Given instruction. In the listing below, identify each line with the word "JSON" and return those lines.

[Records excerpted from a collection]

+ + +

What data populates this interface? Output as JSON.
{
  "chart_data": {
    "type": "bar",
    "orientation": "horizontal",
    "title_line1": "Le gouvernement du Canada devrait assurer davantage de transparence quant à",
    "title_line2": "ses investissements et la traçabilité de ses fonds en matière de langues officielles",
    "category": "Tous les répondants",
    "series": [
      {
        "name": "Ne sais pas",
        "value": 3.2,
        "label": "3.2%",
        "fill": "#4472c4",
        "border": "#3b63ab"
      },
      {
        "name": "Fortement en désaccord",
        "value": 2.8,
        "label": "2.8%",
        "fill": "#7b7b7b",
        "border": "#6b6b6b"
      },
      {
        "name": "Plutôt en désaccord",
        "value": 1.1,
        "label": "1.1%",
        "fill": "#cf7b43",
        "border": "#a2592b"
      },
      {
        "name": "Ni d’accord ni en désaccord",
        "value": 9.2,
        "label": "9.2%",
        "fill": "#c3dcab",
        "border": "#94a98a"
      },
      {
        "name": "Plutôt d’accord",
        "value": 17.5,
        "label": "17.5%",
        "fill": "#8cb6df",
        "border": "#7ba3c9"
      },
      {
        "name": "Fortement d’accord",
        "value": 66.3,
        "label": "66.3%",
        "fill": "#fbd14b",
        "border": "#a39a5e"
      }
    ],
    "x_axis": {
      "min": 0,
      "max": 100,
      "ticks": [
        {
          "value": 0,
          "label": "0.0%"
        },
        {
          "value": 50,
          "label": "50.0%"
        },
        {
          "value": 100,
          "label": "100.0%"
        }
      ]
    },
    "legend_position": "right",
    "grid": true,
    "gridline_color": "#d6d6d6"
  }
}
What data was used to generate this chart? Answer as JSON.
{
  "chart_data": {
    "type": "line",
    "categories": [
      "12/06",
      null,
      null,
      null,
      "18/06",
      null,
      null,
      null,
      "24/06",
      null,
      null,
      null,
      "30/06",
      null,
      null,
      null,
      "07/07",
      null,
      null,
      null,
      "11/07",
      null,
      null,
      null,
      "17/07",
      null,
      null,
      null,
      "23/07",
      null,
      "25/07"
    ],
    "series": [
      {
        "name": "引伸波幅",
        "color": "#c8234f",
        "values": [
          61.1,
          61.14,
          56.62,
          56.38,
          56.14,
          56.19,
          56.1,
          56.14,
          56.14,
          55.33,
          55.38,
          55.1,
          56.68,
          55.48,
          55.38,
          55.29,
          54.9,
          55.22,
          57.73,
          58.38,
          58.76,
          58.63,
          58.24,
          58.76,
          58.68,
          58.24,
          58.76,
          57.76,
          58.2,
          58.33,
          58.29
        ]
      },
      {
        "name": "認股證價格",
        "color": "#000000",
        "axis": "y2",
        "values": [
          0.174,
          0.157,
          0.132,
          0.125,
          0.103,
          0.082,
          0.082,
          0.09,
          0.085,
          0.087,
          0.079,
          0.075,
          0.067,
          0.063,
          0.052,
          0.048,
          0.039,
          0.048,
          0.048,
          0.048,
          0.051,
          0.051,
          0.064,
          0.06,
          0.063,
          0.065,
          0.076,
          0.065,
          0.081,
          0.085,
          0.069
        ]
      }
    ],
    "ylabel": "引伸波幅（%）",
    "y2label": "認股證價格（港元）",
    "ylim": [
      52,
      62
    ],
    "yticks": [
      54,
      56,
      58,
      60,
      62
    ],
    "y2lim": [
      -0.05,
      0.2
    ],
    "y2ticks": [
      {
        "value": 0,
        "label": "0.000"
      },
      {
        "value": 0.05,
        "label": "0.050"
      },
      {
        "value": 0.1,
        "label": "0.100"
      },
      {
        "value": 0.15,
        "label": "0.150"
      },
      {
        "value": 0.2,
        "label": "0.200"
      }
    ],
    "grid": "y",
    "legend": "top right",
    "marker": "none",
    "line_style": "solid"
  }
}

+ + +

Task answer.
What data populates this interface? Output as JSON.
What data was used to generate this chart? Answer as JSON.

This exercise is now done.